▸ Aim: Without altering anything, repeat each of the records.

## begin

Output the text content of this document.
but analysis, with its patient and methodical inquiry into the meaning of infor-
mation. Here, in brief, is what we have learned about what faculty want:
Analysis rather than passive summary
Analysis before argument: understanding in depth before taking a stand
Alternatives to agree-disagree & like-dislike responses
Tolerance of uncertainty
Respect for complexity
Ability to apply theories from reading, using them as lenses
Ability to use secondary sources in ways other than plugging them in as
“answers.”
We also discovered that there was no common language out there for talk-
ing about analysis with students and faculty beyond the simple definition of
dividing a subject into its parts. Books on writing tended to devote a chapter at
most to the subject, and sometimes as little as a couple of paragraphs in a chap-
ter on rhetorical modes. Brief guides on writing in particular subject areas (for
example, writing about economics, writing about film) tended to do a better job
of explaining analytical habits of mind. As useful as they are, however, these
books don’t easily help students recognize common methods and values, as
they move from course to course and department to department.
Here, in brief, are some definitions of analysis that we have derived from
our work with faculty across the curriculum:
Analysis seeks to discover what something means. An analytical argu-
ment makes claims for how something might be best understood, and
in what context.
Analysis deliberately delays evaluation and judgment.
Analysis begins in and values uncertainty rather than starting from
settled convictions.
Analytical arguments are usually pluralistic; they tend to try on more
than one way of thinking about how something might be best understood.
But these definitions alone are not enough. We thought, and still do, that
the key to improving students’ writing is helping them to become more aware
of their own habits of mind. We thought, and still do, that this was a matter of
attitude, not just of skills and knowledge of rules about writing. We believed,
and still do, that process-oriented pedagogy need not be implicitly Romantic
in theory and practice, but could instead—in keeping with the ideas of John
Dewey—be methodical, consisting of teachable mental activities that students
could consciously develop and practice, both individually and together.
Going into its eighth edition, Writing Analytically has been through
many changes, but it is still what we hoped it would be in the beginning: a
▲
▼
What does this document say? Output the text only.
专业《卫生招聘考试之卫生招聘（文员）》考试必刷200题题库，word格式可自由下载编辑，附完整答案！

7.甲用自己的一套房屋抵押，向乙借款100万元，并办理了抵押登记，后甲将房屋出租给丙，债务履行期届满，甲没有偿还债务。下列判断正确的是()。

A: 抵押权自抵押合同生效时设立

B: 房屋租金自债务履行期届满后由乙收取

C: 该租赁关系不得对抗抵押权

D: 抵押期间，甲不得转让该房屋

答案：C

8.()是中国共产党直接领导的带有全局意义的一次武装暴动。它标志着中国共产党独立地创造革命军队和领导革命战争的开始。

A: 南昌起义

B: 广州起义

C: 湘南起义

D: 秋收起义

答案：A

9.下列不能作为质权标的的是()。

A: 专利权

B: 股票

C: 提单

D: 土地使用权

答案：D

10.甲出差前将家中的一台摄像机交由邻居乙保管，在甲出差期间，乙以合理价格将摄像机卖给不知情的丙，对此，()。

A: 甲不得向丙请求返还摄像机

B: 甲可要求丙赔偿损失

## end

▸ Expected output:
Output the text content of this document.
but analysis, with its patient and methodical inquiry into the meaning of infor-
mation. Here, in brief, is what we have learned about what faculty want:
Analysis rather than passive summary
Analysis before argument: understanding in depth before taking a stand
Alternatives to agree-disagree & like-dislike responses
Tolerance of uncertainty
Respect for complexity
Ability to apply theories from reading, using them as lenses
Ability to use secondary sources in ways other than plugging them in as
“answers.”
We also discovered that there was no common language out there for talk-
ing about analysis with students and faculty beyond the simple definition of
dividing a subject into its parts. Books on writing tended to devote a chapter at
most to the subject, and sometimes as little as a couple of paragraphs in a chap-
ter on rhetorical modes. Brief guides on writing in particular subject areas (for
example, writing about economics, writing about film) tended to do a better job
of explaining analytical habits of mind. As useful as they are, however, these
books don’t easily help students recognize common methods and values, as
they move from course to course and department to department.
Here, in brief, are some definitions of analysis that we have derived from
our work with faculty across the curriculum:
Analysis seeks to discover what something means. An analytical argu-
ment makes claims for how something might be best understood, and
in what context.
Analysis deliberately delays evaluation and judgment.
Analysis begins in and values uncertainty rather than starting from
settled convictions.
Analytical arguments are usually pluralistic; they tend to try on more
than one way of thinking about how something might be best understood.
But these definitions alone are not enough. We thought, and still do, that
the key to improving students’ writing is helping them to become more aware
of their own habits of mind. We thought, and still do, that this was a matter of
attitude, not just of skills and knowledge of rules about writing. We believed,
and still do, that process-oriented pedagogy need not be implicitly Romantic
in theory and practice, but could instead—in keeping with the ideas of John
Dewey—be methodical, consisting of teachable mental activities that students
could consciously develop and practice, both individually and together.
Going into its eighth edition, Writing Analytically has been through
many changes, but it is still what we hoped it would be in the beginning: a
▲
▼
What does this document say? Output the text only.
专业《卫生招聘考试之卫生招聘（文员）》考试必刷200题题库，word格式可自由下载编辑，附完整答案！

7.甲用自己的一套房屋抵押，向乙借款100万元，并办理了抵押登记，后甲将房屋出租给丙，债务履行期届满，甲没有偿还债务。下列判断正确的是()。

A: 抵押权自抵押合同生效时设立

B: 房屋租金自债务履行期届满后由乙收取

C: 该租赁关系不得对抗抵押权

D: 抵押期间，甲不得转让该房屋

答案：C

8.()是中国共产党直接领导的带有全局意义的一次武装暴动。它标志着中国共产党独立地创造革命军队和领导革命战争的开始。

A: 南昌起义

B: 广州起义

C: 湘南起义

D: 秋收起义

答案：A

9.下列不能作为质权标的的是()。

A: 专利权

B: 股票

C: 提单

D: 土地使用权

答案：D

10.甲出差前将家中的一台摄像机交由邻居乙保管，在甲出差期间，乙以合理价格将摄像机卖给不知情的丙，对此，()。

A: 甲不得向丙请求返还摄像机

B: 甲可要求丙赔偿损失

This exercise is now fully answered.